* _AIM OF THE EXERCISE_
Identify every line in the records below that contains the word "acidified", and reproduce each one.

+ + + + +

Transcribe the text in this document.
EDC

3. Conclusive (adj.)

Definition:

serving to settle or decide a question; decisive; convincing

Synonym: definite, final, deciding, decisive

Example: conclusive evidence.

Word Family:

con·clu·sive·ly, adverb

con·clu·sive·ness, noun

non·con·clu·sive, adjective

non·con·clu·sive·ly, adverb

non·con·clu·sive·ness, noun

+ + + + +

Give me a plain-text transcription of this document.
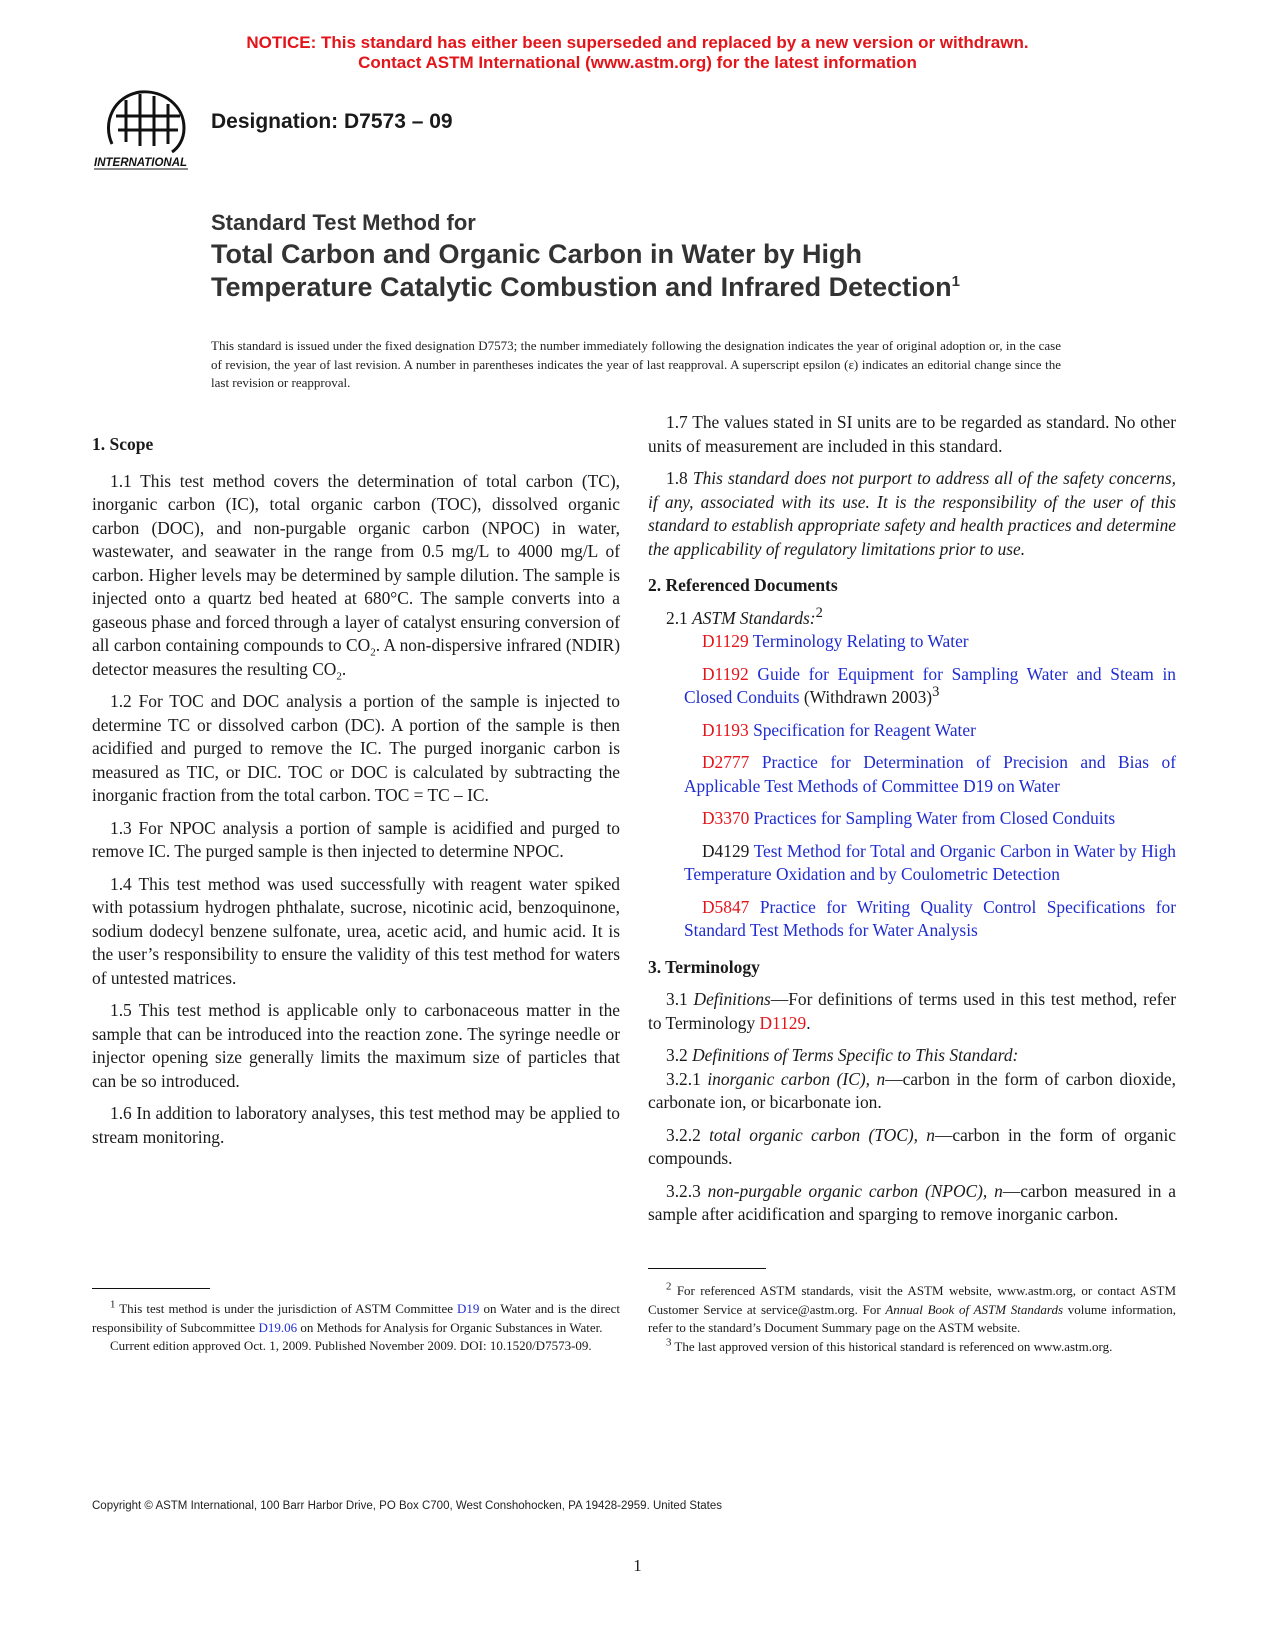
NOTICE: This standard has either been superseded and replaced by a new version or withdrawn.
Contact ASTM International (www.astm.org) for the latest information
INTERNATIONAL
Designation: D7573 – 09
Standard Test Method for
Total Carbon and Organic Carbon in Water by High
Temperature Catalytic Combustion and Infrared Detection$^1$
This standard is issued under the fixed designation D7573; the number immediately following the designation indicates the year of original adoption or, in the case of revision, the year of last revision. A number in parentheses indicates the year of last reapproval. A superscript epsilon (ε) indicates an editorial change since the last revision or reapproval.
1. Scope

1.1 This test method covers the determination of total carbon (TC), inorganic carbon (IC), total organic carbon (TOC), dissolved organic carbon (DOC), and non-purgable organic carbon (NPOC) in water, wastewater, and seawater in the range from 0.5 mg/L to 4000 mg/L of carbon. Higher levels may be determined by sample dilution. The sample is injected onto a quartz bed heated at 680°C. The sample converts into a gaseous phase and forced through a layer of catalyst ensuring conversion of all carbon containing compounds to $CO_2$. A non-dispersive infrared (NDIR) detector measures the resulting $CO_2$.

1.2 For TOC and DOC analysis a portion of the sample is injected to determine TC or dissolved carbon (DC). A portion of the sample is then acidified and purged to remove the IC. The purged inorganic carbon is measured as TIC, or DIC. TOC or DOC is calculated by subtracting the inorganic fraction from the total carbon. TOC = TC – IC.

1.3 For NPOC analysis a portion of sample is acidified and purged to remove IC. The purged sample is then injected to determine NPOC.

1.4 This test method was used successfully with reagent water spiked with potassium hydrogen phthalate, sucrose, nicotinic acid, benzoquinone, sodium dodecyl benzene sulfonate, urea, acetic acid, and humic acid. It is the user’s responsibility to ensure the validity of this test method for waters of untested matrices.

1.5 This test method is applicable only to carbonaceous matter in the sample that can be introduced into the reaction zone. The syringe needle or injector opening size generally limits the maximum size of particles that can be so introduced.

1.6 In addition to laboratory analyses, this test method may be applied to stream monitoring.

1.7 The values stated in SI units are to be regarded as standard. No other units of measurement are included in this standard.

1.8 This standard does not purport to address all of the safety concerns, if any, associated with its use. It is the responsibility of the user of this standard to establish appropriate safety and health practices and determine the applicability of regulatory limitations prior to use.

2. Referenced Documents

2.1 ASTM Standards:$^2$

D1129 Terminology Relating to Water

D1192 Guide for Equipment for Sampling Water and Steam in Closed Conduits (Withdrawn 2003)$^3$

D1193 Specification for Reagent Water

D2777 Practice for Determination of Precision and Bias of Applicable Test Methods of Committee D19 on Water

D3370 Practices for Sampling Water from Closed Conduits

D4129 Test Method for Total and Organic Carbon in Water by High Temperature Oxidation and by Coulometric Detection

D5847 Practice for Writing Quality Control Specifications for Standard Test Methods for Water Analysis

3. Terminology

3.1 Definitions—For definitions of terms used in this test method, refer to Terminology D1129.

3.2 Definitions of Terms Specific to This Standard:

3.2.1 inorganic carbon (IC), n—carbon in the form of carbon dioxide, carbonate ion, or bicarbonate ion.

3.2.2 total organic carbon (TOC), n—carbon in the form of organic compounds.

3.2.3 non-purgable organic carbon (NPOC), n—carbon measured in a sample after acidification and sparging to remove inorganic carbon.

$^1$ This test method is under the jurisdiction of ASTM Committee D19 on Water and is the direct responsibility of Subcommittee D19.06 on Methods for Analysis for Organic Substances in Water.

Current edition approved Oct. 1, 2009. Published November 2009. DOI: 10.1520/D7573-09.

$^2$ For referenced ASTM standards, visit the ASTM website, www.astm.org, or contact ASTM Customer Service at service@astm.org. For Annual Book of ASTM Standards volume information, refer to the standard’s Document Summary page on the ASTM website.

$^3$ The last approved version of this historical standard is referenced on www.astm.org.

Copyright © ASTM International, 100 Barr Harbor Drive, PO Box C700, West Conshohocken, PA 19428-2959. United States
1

+ + + + +

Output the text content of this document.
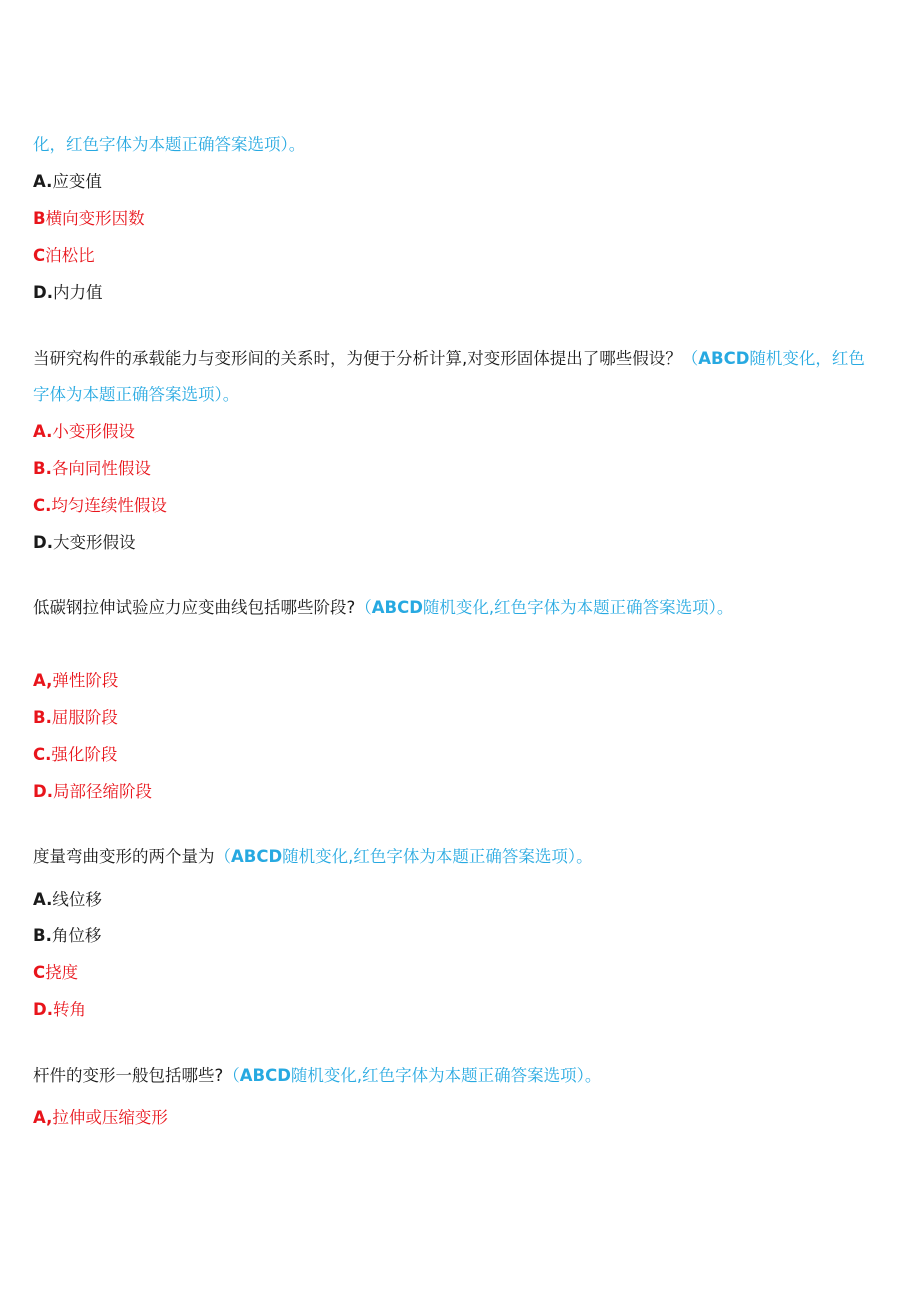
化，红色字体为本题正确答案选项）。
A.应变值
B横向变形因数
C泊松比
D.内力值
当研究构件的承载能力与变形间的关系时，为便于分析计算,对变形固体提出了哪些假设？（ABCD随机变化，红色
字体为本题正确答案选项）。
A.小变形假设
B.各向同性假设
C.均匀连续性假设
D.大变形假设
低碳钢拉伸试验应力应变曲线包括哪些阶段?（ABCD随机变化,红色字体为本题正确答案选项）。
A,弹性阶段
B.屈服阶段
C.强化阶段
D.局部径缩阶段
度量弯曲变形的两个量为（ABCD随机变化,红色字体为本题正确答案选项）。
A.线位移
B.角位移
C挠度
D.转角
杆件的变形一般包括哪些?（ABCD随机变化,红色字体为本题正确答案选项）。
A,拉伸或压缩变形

+ + + + +

* _ANSWER TO THE PROBLEM_
1.2 For TOC and DOC analysis a portion of the sample is injected to determine TC or dissolved carbon (DC). A portion of the sample is then acidified and purged to remove the IC. The purged inorganic carbon is measured as TIC, or DIC. TOC or DOC is calculated by subtracting the inorganic fraction from the total carbon. TOC = TC – IC.
1.3 For NPOC analysis a portion of sample is acidified and purged to remove IC. The purged sample is then injected to determine NPOC.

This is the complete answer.